▶ **Data extracted from a collection**:

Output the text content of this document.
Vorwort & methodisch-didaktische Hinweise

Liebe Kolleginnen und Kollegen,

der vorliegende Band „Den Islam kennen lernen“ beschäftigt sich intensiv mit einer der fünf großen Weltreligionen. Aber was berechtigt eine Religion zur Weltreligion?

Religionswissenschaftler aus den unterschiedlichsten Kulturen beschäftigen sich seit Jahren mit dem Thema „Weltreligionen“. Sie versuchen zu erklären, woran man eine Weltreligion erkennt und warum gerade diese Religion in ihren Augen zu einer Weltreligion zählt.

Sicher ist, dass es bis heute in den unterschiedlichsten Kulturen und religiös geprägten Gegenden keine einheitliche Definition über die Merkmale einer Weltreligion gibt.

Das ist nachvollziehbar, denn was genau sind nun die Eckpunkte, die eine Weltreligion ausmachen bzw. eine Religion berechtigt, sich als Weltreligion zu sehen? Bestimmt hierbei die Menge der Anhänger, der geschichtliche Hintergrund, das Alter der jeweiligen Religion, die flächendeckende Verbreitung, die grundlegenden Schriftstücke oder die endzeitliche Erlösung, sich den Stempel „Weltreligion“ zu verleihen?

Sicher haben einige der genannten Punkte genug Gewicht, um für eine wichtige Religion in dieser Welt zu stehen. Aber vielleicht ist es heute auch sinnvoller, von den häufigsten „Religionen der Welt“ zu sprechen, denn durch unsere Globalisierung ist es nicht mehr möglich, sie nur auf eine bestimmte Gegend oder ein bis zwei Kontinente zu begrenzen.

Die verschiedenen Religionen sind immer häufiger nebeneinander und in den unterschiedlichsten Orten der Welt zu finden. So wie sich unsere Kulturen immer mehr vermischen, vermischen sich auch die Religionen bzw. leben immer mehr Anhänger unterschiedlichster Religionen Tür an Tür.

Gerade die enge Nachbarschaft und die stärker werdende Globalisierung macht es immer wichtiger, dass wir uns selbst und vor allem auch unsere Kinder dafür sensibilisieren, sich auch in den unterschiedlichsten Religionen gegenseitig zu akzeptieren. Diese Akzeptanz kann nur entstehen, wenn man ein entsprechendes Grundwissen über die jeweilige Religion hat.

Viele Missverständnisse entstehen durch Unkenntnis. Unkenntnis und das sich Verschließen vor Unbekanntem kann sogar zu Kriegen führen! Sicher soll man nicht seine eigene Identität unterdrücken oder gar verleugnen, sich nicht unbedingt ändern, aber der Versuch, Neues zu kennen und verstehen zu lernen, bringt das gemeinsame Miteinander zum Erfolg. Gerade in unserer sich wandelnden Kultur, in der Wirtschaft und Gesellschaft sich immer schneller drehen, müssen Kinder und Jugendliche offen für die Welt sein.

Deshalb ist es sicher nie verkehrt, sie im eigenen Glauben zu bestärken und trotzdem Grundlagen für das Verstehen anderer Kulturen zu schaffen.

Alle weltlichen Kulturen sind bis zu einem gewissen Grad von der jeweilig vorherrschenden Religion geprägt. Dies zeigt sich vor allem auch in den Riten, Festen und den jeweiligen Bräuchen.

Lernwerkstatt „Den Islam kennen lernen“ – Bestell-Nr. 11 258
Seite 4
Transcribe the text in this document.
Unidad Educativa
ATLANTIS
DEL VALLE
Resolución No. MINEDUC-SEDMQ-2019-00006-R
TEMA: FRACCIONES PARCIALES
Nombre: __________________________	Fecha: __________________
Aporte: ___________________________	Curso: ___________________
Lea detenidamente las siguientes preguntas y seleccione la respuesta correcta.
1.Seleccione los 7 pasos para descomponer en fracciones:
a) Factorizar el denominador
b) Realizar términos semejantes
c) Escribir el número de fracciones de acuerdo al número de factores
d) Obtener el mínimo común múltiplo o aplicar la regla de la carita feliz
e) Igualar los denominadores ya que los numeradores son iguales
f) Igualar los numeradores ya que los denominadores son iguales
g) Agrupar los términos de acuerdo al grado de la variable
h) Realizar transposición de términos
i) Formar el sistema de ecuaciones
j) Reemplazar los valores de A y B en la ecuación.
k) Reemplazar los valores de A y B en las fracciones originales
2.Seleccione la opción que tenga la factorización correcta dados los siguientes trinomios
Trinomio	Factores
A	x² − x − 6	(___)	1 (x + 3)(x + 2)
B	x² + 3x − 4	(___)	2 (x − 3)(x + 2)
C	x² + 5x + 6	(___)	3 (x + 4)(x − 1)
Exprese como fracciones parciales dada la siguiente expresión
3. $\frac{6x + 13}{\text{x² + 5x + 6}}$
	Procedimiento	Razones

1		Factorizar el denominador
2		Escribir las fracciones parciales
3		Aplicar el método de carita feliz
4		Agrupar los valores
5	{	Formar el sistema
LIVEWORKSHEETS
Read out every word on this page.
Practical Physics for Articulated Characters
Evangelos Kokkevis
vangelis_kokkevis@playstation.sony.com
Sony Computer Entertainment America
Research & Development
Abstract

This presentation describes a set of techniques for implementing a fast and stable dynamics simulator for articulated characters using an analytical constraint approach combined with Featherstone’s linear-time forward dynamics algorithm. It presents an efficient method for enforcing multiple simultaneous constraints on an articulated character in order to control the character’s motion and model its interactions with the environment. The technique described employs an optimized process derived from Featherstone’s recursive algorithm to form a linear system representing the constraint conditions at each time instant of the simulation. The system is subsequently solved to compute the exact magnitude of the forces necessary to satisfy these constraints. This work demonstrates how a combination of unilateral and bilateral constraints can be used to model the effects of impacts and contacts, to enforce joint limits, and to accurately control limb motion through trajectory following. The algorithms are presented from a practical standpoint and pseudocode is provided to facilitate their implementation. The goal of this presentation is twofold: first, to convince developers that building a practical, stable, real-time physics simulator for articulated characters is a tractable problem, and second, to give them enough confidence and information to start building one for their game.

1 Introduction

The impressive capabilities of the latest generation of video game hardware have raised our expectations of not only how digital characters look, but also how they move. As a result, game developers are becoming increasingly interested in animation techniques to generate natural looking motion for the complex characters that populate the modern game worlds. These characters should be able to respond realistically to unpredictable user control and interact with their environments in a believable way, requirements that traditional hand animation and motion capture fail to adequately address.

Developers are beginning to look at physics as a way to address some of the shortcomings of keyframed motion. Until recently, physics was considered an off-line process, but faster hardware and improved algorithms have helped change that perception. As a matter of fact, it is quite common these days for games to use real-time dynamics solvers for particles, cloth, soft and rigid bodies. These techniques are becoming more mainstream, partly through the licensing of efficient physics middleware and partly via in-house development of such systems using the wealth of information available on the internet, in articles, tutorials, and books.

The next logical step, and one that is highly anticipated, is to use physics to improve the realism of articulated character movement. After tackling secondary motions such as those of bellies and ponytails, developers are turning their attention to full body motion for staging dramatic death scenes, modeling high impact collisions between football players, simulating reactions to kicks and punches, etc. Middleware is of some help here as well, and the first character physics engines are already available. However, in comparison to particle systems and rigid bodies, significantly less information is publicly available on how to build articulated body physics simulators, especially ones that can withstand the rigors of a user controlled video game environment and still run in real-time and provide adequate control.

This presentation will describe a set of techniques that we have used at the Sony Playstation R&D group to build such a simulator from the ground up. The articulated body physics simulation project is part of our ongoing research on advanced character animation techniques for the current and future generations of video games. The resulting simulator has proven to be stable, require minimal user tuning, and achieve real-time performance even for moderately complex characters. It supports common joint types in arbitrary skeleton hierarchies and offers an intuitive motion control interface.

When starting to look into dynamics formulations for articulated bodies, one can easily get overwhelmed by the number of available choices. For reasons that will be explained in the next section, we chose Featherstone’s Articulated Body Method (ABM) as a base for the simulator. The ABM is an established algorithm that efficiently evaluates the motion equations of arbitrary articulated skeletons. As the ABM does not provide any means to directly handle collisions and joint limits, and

▶ **Given problem**: Copy each record from above without leaving any out.

▶ **Written response**:
Output the text content of this document.
Vorwort & methodisch-didaktische Hinweise

Liebe Kolleginnen und Kollegen,

der vorliegende Band „Den Islam kennen lernen“ beschäftigt sich intensiv mit einer der fünf großen Weltreligionen. Aber was berechtigt eine Religion zur Weltreligion?

Religionswissenschaftler aus den unterschiedlichsten Kulturen beschäftigen sich seit Jahren mit dem Thema „Weltreligionen“. Sie versuchen zu erklären, woran man eine Weltreligion erkennt und warum gerade diese Religion in ihren Augen zu einer Weltreligion zählt.

Sicher ist, dass es bis heute in den unterschiedlichsten Kulturen und religiös geprägten Gegenden keine einheitliche Definition über die Merkmale einer Weltreligion gibt.

Das ist nachvollziehbar, denn was genau sind nun die Eckpunkte, die eine Weltreligion ausmachen bzw. eine Religion berechtigt, sich als Weltreligion zu sehen? Bestimmt hierbei die Menge der Anhänger, der geschichtliche Hintergrund, das Alter der jeweiligen Religion, die flächendeckende Verbreitung, die grundlegenden Schriftstücke oder die endzeitliche Erlösung, sich den Stempel „Weltreligion“ zu verleihen?

Sicher haben einige der genannten Punkte genug Gewicht, um für eine wichtige Religion in dieser Welt zu stehen. Aber vielleicht ist es heute auch sinnvoller, von den häufigsten „Religionen der Welt“ zu sprechen, denn durch unsere Globalisierung ist es nicht mehr möglich, sie nur auf eine bestimmte Gegend oder ein bis zwei Kontinente zu begrenzen.

Die verschiedenen Religionen sind immer häufiger nebeneinander und in den unterschiedlichsten Orten der Welt zu finden. So wie sich unsere Kulturen immer mehr vermischen, vermischen sich auch die Religionen bzw. leben immer mehr Anhänger unterschiedlichster Religionen Tür an Tür.

Gerade die enge Nachbarschaft und die stärker werdende Globalisierung macht es immer wichtiger, dass wir uns selbst und vor allem auch unsere Kinder dafür sensibilisieren, sich auch in den unterschiedlichsten Religionen gegenseitig zu akzeptieren. Diese Akzeptanz kann nur entstehen, wenn man ein entsprechendes Grundwissen über die jeweilige Religion hat.

Viele Missverständnisse entstehen durch Unkenntnis. Unkenntnis und das sich Verschließen vor Unbekanntem kann sogar zu Kriegen führen! Sicher soll man nicht seine eigene Identität unterdrücken oder gar verleugnen, sich nicht unbedingt ändern, aber der Versuch, Neues zu kennen und verstehen zu lernen, bringt das gemeinsame Miteinander zum Erfolg. Gerade in unserer sich wandelnden Kultur, in der Wirtschaft und Gesellschaft sich immer schneller drehen, müssen Kinder und Jugendliche offen für die Welt sein.

Deshalb ist es sicher nie verkehrt, sie im eigenen Glauben zu bestärken und trotzdem Grundlagen für das Verstehen anderer Kulturen zu schaffen.

Alle weltlichen Kulturen sind bis zu einem gewissen Grad von der jeweilig vorherrschenden Religion geprägt. Dies zeigt sich vor allem auch in den Riten, Festen und den jeweiligen Bräuchen.

Lernwerkstatt „Den Islam kennen lernen“ – Bestell-Nr. 11 258
Seite 4
Transcribe the text in this document.
Unidad Educativa
ATLANTIS
DEL VALLE
Resolución No. MINEDUC-SEDMQ-2019-00006-R
TEMA: FRACCIONES PARCIALES
Nombre: __________________________	Fecha: __________________
Aporte: ___________________________	Curso: ___________________
Lea detenidamente las siguientes preguntas y seleccione la respuesta correcta.
1.Seleccione los 7 pasos para descomponer en fracciones:
a) Factorizar el denominador
b) Realizar términos semejantes
c) Escribir el número de fracciones de acuerdo al número de factores
d) Obtener el mínimo común múltiplo o aplicar la regla de la carita feliz
e) Igualar los denominadores ya que los numeradores son iguales
f) Igualar los numeradores ya que los denominadores son iguales
g) Agrupar los términos de acuerdo al grado de la variable
h) Realizar transposición de términos
i) Formar el sistema de ecuaciones
j) Reemplazar los valores de A y B en la ecuación.
k) Reemplazar los valores de A y B en las fracciones originales
2.Seleccione la opción que tenga la factorización correcta dados los siguientes trinomios
Trinomio	Factores
A	x² − x − 6	(___)	1 (x + 3)(x + 2)
B	x² + 3x − 4	(___)	2 (x − 3)(x + 2)
C	x² + 5x + 6	(___)	3 (x + 4)(x − 1)
Exprese como fracciones parciales dada la siguiente expresión
3. $\frac{6x + 13}{\text{x² + 5x + 6}}$
	Procedimiento	Razones

1		Factorizar el denominador
2		Escribir las fracciones parciales
3		Aplicar el método de carita feliz
4		Agrupar los valores
5	{	Formar el sistema
LIVEWORKSHEETS
Read out every word on this page.
Practical Physics for Articulated Characters
Evangelos Kokkevis
vangelis_kokkevis@playstation.sony.com
Sony Computer Entertainment America
Research & Development
Abstract

This presentation describes a set of techniques for implementing a fast and stable dynamics simulator for articulated characters using an analytical constraint approach combined with Featherstone’s linear-time forward dynamics algorithm. It presents an efficient method for enforcing multiple simultaneous constraints on an articulated character in order to control the character’s motion and model its interactions with the environment. The technique described employs an optimized process derived from Featherstone’s recursive algorithm to form a linear system representing the constraint conditions at each time instant of the simulation. The system is subsequently solved to compute the exact magnitude of the forces necessary to satisfy these constraints. This work demonstrates how a combination of unilateral and bilateral constraints can be used to model the effects of impacts and contacts, to enforce joint limits, and to accurately control limb motion through trajectory following. The algorithms are presented from a practical standpoint and pseudocode is provided to facilitate their implementation. The goal of this presentation is twofold: first, to convince developers that building a practical, stable, real-time physics simulator for articulated characters is a tractable problem, and second, to give them enough confidence and information to start building one for their game.

1 Introduction

The impressive capabilities of the latest generation of video game hardware have raised our expectations of not only how digital characters look, but also how they move. As a result, game developers are becoming increasingly interested in animation techniques to generate natural looking motion for the complex characters that populate the modern game worlds. These characters should be able to respond realistically to unpredictable user control and interact with their environments in a believable way, requirements that traditional hand animation and motion capture fail to adequately address.

Developers are beginning to look at physics as a way to address some of the shortcomings of keyframed motion. Until recently, physics was considered an off-line process, but faster hardware and improved algorithms have helped change that perception. As a matter of fact, it is quite common these days for games to use real-time dynamics solvers for particles, cloth, soft and rigid bodies. These techniques are becoming more mainstream, partly through the licensing of efficient physics middleware and partly via in-house development of such systems using the wealth of information available on the internet, in articles, tutorials, and books.

The next logical step, and one that is highly anticipated, is to use physics to improve the realism of articulated character movement. After tackling secondary motions such as those of bellies and ponytails, developers are turning their attention to full body motion for staging dramatic death scenes, modeling high impact collisions between football players, simulating reactions to kicks and punches, etc. Middleware is of some help here as well, and the first character physics engines are already available. However, in comparison to particle systems and rigid bodies, significantly less information is publicly available on how to build articulated body physics simulators, especially ones that can withstand the rigors of a user controlled video game environment and still run in real-time and provide adequate control.

This presentation will describe a set of techniques that we have used at the Sony Playstation R&D group to build such a simulator from the ground up. The articulated body physics simulation project is part of our ongoing research on advanced character animation techniques for the current and future generations of video games. The resulting simulator has proven to be stable, require minimal user tuning, and achieve real-time performance even for moderately complex characters. It supports common joint types in arbitrary skeleton hierarchies and offers an intuitive motion control interface.

When starting to look into dynamics formulations for articulated bodies, one can easily get overwhelmed by the number of available choices. For reasons that will be explained in the next section, we chose Featherstone’s Articulated Body Method (ABM) as a base for the simulator. The ABM is an established algorithm that efficiently evaluates the motion equations of arbitrary articulated skeletons. As the ABM does not provide any means to directly handle collisions and joint limits, and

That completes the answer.